Before you choose how you’re going to talk to your market and after you position your product and company, take a step back and determine your objectives for developing it in the first place:

Convey information?

Sell a product or service?

Share ideas?

Educate others?

Announce news?

Every marketing communication strategy, be it, traditional mass –one to many, e-mail based- one to one, or internet web based-many to many; no matter which method you use, its main objectives are, to Inform, Persuade and Remind.

Communications objectives can be set at any level of the hierarchy-of-effects model. Rossiter and Percy (1985) identify four possible objectives, as follows:

1. Category NeedEstablishing a product or service category as necessary to remove or satisfy a perceived discrepancy between a current motivational state and a desired emotional state. A new-to-the-world product such as electric cars would always begin with a communications objective of establishing category need.

2. Brand Awareness -Ability to identify (recognize or recall) the brand within the category, in sufficient detail to make a purchase. Recognition is easier to achieve than recall— consumers are more likely to recognize Stouffer’s distinctive orange packages than recall the brand if asked to think of a brand of frozen entrees. Brand recall is important outside the store; brand recognition is important inside the store. Brand awareness provides a foundation for brand equity.

3. Brand AttitudeEvaluation of the brand with respect to its perceived ability to meet a currently relevant need. Relevant brand needs may be negatively oriented (problem removal, problem avoidance, incomplete satisfaction, normal depletion) or positively oriented (sensory gratification, intellectual stimulation, or social approval). Household cleaning products often use problem-solution; food products, on the other hand, often use sensory-oriented ads emphasizing appetite appeal.

## PROBLEM 1
Answer these questions from the passage on marketing communication objectives:
(a) What three main objectives does every marketing communication strategy have?
(b) Who identified four possible communications objectives, and in what year?
(c) Which is easier to achieve, brand recognition or brand recall?
## PROBLEM 2
List the negatively oriented brand needs named in the passage on marketing communication objectives.
## PROBLEM 3
Please reproduce the passage on marketing communication objectives from "Share ideas?" to "establishing category need.".
None of the rows are needed.

## Data entries
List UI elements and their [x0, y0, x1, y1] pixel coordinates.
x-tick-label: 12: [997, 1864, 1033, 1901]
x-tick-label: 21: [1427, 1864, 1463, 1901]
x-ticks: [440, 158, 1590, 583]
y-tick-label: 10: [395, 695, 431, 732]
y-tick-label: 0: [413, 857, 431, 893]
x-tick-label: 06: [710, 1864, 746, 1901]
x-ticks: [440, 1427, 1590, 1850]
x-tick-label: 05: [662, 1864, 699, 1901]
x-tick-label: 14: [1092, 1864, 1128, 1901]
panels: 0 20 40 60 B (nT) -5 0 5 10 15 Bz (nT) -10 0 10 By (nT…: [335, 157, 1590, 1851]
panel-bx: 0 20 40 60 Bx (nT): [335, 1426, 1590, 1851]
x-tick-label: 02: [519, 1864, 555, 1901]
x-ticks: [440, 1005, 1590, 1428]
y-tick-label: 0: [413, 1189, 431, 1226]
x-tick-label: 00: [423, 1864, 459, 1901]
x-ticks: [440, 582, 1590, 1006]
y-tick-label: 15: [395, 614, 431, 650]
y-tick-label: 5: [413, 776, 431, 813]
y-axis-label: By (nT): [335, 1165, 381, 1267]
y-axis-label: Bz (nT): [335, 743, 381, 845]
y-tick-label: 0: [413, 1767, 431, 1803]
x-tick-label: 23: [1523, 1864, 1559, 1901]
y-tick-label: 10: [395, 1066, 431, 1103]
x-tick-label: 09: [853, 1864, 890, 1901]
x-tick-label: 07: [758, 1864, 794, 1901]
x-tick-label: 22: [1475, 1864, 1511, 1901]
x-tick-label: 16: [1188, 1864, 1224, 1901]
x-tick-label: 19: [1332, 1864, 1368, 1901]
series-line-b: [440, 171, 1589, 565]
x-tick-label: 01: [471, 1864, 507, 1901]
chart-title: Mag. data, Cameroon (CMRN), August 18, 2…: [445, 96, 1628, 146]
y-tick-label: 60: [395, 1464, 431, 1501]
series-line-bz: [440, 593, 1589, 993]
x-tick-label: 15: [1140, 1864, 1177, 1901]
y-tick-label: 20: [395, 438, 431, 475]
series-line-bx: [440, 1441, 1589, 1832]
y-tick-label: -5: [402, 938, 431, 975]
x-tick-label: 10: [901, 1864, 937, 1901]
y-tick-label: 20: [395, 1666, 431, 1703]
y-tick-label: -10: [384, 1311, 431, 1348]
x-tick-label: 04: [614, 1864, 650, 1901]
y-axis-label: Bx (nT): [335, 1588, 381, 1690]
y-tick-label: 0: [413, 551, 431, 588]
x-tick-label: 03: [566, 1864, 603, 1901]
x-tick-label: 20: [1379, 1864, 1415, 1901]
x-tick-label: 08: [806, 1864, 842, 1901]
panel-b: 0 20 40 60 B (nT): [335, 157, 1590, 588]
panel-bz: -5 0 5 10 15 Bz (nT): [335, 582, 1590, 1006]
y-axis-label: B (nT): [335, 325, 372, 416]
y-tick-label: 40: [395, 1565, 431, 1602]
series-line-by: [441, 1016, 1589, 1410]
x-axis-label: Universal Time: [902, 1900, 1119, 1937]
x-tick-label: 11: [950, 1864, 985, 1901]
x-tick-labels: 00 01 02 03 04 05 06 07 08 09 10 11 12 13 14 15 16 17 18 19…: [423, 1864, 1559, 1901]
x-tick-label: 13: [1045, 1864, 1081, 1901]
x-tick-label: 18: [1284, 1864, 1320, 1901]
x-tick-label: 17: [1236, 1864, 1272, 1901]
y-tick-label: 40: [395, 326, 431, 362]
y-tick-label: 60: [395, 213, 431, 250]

## ANSWER AREA 1
(a) To inform, persuade and remind.
(b) Rossiter and Percy, in 1985.
(c) Brand recognition.

## ANSWER AREA 2
- Problem removal
- Problem avoidance
- Incomplete satisfaction
- Normal depletion

## ANSWER AREA 3
Share ideas?

Educate others?

Announce news?

Every marketing communication strategy, be it, traditional mass –one to many, e-mail based- one to one, or internet web based-many to many; no matter which method you use, its main objectives are, to Inform, Persuade and Remind.

Communications objectives can be set at any level of the hierarchy-of-effects model. Rossiter and Percy (1985) identify four possible objectives, as follows:

1. Category NeedEstablishing a product or service category as necessary to remove or satisfy a perceived discrepancy between a current motivational state and a desired emotional state. A new-to-the-world product such as electric cars would always begin with a communications objective of establishing category need.